> GIVEN ENTRIES:
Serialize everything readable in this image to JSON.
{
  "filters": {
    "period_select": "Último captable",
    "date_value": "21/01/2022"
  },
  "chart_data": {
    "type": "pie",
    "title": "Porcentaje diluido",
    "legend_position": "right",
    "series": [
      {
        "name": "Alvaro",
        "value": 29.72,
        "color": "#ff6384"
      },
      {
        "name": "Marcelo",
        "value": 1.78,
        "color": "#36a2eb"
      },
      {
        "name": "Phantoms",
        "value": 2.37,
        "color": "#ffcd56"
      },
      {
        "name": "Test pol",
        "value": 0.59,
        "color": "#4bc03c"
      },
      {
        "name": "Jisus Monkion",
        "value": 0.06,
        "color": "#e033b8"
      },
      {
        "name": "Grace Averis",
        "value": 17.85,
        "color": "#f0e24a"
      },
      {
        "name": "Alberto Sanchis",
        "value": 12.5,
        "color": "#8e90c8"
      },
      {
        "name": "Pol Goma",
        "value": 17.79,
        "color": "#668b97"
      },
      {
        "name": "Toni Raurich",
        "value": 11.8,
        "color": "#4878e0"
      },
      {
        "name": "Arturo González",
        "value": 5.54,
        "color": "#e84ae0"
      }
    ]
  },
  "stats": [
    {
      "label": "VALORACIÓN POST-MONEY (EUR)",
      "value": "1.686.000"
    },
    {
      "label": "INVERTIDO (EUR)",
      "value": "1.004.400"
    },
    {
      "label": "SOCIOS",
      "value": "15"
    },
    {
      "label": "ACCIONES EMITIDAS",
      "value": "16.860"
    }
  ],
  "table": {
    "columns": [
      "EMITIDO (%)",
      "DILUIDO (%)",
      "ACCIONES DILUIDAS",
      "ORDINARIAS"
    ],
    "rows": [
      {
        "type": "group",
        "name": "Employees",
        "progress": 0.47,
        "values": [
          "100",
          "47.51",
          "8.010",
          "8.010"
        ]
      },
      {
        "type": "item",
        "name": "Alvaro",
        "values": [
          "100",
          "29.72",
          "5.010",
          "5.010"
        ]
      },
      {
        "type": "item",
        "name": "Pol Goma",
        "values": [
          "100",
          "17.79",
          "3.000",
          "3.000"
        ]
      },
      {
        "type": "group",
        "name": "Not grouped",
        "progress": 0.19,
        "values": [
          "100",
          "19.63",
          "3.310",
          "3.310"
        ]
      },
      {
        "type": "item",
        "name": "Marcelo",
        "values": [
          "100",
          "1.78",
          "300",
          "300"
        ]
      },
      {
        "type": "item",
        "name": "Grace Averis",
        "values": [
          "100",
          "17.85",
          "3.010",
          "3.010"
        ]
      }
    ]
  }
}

> WHAT IS NEEDED: Print every record above exactly as written.

> IN RESPONSE:
Serialize everything readable in this image to JSON.
{
  "filters": {
    "period_select": "Último captable",
    "date_value": "21/01/2022"
  },
  "chart_data": {
    "type": "pie",
    "title": "Porcentaje diluido",
    "legend_position": "right",
    "series": [
      {
        "name": "Alvaro",
        "value": 29.72,
        "color": "#ff6384"
      },
      {
        "name": "Marcelo",
        "value": 1.78,
        "color": "#36a2eb"
      },
      {
        "name": "Phantoms",
        "value": 2.37,
        "color": "#ffcd56"
      },
      {
        "name": "Test pol",
        "value": 0.59,
        "color": "#4bc03c"
      },
      {
        "name": "Jisus Monkion",
        "value": 0.06,
        "color": "#e033b8"
      },
      {
        "name": "Grace Averis",
        "value": 17.85,
        "color": "#f0e24a"
      },
      {
        "name": "Alberto Sanchis",
        "value": 12.5,
        "color": "#8e90c8"
      },
      {
        "name": "Pol Goma",
        "value": 17.79,
        "color": "#668b97"
      },
      {
        "name": "Toni Raurich",
        "value": 11.8,
        "color": "#4878e0"
      },
      {
        "name": "Arturo González",
        "value": 5.54,
        "color": "#e84ae0"
      }
    ]
  },
  "stats": [
    {
      "label": "VALORACIÓN POST-MONEY (EUR)",
      "value": "1.686.000"
    },
    {
      "label": "INVERTIDO (EUR)",
      "value": "1.004.400"
    },
    {
      "label": "SOCIOS",
      "value": "15"
    },
    {
      "label": "ACCIONES EMITIDAS",
      "value": "16.860"
    }
  ],
  "table": {
    "columns": [
      "EMITIDO (%)",
      "DILUIDO (%)",
      "ACCIONES DILUIDAS",
      "ORDINARIAS"
    ],
    "rows": [
      {
        "type": "group",
        "name": "Employees",
        "progress": 0.47,
        "values": [
          "100",
          "47.51",
          "8.010",
          "8.010"
        ]
      },
      {
        "type": "item",
        "name": "Alvaro",
        "values": [
          "100",
          "29.72",
          "5.010",
          "5.010"
        ]
      },
      {
        "type": "item",
        "name": "Pol Goma",
        "values": [
          "100",
          "17.79",
          "3.000",
          "3.000"
        ]
      },
      {
        "type": "group",
        "name": "Not grouped",
        "progress": 0.19,
        "values": [
          "100",
          "19.63",
          "3.310",
          "3.310"
        ]
      },
      {
        "type": "item",
        "name": "Marcelo",
        "values": [
          "100",
          "1.78",
          "300",
          "300"
        ]
      },
      {
        "type": "item",
        "name": "Grace Averis",
        "values": [
          "100",
          "17.85",
          "3.010",
          "3.010"
        ]
      }
    ]
  }
}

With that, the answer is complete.